Problem
Exactly as written, print each record in the listing.
* Start Extracted material *
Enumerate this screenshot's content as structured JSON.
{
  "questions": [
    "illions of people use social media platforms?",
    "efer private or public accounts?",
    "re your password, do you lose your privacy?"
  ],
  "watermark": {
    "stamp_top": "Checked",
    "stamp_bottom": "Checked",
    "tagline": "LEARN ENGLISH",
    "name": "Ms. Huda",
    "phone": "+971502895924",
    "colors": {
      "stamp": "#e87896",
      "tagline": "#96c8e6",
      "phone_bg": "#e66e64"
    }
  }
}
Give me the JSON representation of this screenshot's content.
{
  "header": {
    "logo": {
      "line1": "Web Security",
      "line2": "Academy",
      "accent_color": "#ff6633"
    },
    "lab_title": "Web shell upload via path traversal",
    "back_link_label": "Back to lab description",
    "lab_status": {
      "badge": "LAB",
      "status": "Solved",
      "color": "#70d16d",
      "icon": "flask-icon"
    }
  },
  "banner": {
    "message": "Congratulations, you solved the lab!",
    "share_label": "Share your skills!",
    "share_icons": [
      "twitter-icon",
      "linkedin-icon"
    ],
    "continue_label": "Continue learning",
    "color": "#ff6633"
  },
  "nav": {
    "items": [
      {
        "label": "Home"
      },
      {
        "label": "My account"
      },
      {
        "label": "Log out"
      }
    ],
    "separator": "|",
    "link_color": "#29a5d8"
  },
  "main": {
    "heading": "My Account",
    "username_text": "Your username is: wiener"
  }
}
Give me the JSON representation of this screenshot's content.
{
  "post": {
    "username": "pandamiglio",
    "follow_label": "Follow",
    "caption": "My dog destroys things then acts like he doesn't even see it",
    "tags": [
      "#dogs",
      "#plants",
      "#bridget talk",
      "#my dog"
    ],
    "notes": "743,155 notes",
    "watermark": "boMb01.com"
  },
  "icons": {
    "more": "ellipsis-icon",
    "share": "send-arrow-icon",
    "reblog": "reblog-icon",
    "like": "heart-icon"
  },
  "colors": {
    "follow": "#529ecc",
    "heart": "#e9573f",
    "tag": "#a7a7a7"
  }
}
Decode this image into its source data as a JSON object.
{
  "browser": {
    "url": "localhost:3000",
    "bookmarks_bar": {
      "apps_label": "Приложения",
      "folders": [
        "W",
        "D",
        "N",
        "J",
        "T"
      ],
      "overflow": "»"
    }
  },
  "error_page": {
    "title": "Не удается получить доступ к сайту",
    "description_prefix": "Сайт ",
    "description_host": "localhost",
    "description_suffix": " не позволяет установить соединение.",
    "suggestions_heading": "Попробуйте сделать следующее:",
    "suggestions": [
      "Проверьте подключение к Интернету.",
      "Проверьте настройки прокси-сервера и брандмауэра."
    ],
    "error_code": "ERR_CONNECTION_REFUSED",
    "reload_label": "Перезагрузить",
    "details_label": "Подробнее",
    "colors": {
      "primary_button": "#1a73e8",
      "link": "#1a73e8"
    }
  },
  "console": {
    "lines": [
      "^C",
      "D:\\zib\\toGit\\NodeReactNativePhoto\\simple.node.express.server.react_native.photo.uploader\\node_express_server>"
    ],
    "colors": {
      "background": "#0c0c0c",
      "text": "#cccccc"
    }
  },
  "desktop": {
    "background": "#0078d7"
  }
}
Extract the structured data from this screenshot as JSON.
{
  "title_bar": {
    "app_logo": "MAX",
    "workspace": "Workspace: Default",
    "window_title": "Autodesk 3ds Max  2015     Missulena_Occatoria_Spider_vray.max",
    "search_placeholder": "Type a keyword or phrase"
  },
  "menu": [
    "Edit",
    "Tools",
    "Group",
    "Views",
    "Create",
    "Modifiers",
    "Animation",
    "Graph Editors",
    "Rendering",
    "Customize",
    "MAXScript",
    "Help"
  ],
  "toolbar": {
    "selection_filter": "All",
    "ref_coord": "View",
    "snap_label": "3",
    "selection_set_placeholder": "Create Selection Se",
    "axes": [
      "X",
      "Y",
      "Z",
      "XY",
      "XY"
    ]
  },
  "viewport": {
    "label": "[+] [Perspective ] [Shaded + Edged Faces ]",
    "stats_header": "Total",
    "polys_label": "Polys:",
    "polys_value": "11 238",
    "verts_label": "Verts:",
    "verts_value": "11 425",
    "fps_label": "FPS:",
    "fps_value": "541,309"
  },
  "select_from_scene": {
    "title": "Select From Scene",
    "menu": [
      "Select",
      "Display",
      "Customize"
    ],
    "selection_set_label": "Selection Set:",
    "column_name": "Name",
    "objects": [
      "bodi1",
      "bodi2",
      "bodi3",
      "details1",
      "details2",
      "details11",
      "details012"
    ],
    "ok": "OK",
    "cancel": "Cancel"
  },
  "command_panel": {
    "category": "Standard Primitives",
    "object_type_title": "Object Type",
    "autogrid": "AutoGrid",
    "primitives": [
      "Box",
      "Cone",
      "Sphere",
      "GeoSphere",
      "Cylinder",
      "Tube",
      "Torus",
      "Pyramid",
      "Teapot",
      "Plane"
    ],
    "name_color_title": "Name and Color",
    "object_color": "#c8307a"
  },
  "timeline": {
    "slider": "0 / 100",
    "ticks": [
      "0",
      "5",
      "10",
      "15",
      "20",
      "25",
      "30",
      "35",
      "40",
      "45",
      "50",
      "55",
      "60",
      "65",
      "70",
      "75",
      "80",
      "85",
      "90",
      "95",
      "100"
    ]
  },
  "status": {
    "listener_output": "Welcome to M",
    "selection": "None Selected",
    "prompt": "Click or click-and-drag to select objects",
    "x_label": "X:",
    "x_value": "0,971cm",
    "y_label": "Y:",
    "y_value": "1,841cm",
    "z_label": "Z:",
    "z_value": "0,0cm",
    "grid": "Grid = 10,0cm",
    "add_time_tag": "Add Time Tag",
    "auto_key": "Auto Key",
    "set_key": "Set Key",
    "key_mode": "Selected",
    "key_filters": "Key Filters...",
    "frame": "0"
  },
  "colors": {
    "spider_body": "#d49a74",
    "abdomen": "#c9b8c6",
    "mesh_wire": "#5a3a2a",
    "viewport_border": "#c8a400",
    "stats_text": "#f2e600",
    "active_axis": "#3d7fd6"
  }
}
* End Extracted material *
Finished exercise
Enumerate this screenshot's content as structured JSON.
{
  "questions": [
    "illions of people use social media platforms?",
    "efer private or public accounts?",
    "re your password, do you lose your privacy?"
  ],
  "watermark": {
    "stamp_top": "Checked",
    "stamp_bottom": "Checked",
    "tagline": "LEARN ENGLISH",
    "name": "Ms. Huda",
    "phone": "+971502895924",
    "colors": {
      "stamp": "#e87896",
      "tagline": "#96c8e6",
      "phone_bg": "#e66e64"
    }
  }
}
Give me the JSON representation of this screenshot's content.
{
  "header": {
    "logo": {
      "line1": "Web Security",
      "line2": "Academy",
      "accent_color": "#ff6633"
    },
    "lab_title": "Web shell upload via path traversal",
    "back_link_label": "Back to lab description",
    "lab_status": {
      "badge": "LAB",
      "status": "Solved",
      "color": "#70d16d",
      "icon": "flask-icon"
    }
  },
  "banner": {
    "message": "Congratulations, you solved the lab!",
    "share_label": "Share your skills!",
    "share_icons": [
      "twitter-icon",
      "linkedin-icon"
    ],
    "continue_label": "Continue learning",
    "color": "#ff6633"
  },
  "nav": {
    "items": [
      {
        "label": "Home"
      },
      {
        "label": "My account"
      },
      {
        "label": "Log out"
      }
    ],
    "separator": "|",
    "link_color": "#29a5d8"
  },
  "main": {
    "heading": "My Account",
    "username_text": "Your username is: wiener"
  }
}
Give me the JSON representation of this screenshot's content.
{
  "post": {
    "username": "pandamiglio",
    "follow_label": "Follow",
    "caption": "My dog destroys things then acts like he doesn't even see it",
    "tags": [
      "#dogs",
      "#plants",
      "#bridget talk",
      "#my dog"
    ],
    "notes": "743,155 notes",
    "watermark": "boMb01.com"
  },
  "icons": {
    "more": "ellipsis-icon",
    "share": "send-arrow-icon",
    "reblog": "reblog-icon",
    "like": "heart-icon"
  },
  "colors": {
    "follow": "#529ecc",
    "heart": "#e9573f",
    "tag": "#a7a7a7"
  }
}
Decode this image into its source data as a JSON object.
{
  "browser": {
    "url": "localhost:3000",
    "bookmarks_bar": {
      "apps_label": "Приложения",
      "folders": [
        "W",
        "D",
        "N",
        "J",
        "T"
      ],
      "overflow": "»"
    }
  },
  "error_page": {
    "title": "Не удается получить доступ к сайту",
    "description_prefix": "Сайт ",
    "description_host": "localhost",
    "description_suffix": " не позволяет установить соединение.",
    "suggestions_heading": "Попробуйте сделать следующее:",
    "suggestions": [
      "Проверьте подключение к Интернету.",
      "Проверьте настройки прокси-сервера и брандмауэра."
    ],
    "error_code": "ERR_CONNECTION_REFUSED",
    "reload_label": "Перезагрузить",
    "details_label": "Подробнее",
    "colors": {
      "primary_button": "#1a73e8",
      "link": "#1a73e8"
    }
  },
  "console": {
    "lines": [
      "^C",
      "D:\\zib\\toGit\\NodeReactNativePhoto\\simple.node.express.server.react_native.photo.uploader\\node_express_server>"
    ],
    "colors": {
      "background": "#0c0c0c",
      "text": "#cccccc"
    }
  },
  "desktop": {
    "background": "#0078d7"
  }
}
Extract the structured data from this screenshot as JSON.
{
  "title_bar": {
    "app_logo": "MAX",
    "workspace": "Workspace: Default",
    "window_title": "Autodesk 3ds Max  2015     Missulena_Occatoria_Spider_vray.max",
    "search_placeholder": "Type a keyword or phrase"
  },
  "menu": [
    "Edit",
    "Tools",
    "Group",
    "Views",
    "Create",
    "Modifiers",
    "Animation",
    "Graph Editors",
    "Rendering",
    "Customize",
    "MAXScript",
    "Help"
  ],
  "toolbar": {
    "selection_filter": "All",
    "ref_coord": "View",
    "snap_label": "3",
    "selection_set_placeholder": "Create Selection Se",
    "axes": [
      "X",
      "Y",
      "Z",
      "XY",
      "XY"
    ]
  },
  "viewport": {
    "label": "[+] [Perspective ] [Shaded + Edged Faces ]",
    "stats_header": "Total",
    "polys_label": "Polys:",
    "polys_value": "11 238",
    "verts_label": "Verts:",
    "verts_value": "11 425",
    "fps_label": "FPS:",
    "fps_value": "541,309"
  },
  "select_from_scene": {
    "title": "Select From Scene",
    "menu": [
      "Select",
      "Display",
      "Customize"
    ],
    "selection_set_label": "Selection Set:",
    "column_name": "Name",
    "objects": [
      "bodi1",
      "bodi2",
      "bodi3",
      "details1",
      "details2",
      "details11",
      "details012"
    ],
    "ok": "OK",
    "cancel": "Cancel"
  },
  "command_panel": {
    "category": "Standard Primitives",
    "object_type_title": "Object Type",
    "autogrid": "AutoGrid",
    "primitives": [
      "Box",
      "Cone",
      "Sphere",
      "GeoSphere",
      "Cylinder",
      "Tube",
      "Torus",
      "Pyramid",
      "Teapot",
      "Plane"
    ],
    "name_color_title": "Name and Color",
    "object_color": "#c8307a"
  },
  "timeline": {
    "slider": "0 / 100",
    "ticks": [
      "0",
      "5",
      "10",
      "15",
      "20",
      "25",
      "30",
      "35",
      "40",
      "45",
      "50",
      "55",
      "60",
      "65",
      "70",
      "75",
      "80",
      "85",
      "90",
      "95",
      "100"
    ]
  },
  "status": {
    "listener_output": "Welcome to M",
    "selection": "None Selected",
    "prompt": "Click or click-and-drag to select objects",
    "x_label": "X:",
    "x_value": "0,971cm",
    "y_label": "Y:",
    "y_value": "1,841cm",
    "z_label": "Z:",
    "z_value": "0,0cm",
    "grid": "Grid = 10,0cm",
    "add_time_tag": "Add Time Tag",
    "auto_key": "Auto Key",
    "set_key": "Set Key",
    "key_mode": "Selected",
    "key_filters": "Key Filters...",
    "frame": "0"
  },
  "colors": {
    "spider_body": "#d49a74",
    "abdomen": "#c9b8c6",
    "mesh_wire": "#5a3a2a",
    "viewport_border": "#c8a400",
    "stats_text": "#f2e600",
    "active_axis": "#3d7fd6"
  }
}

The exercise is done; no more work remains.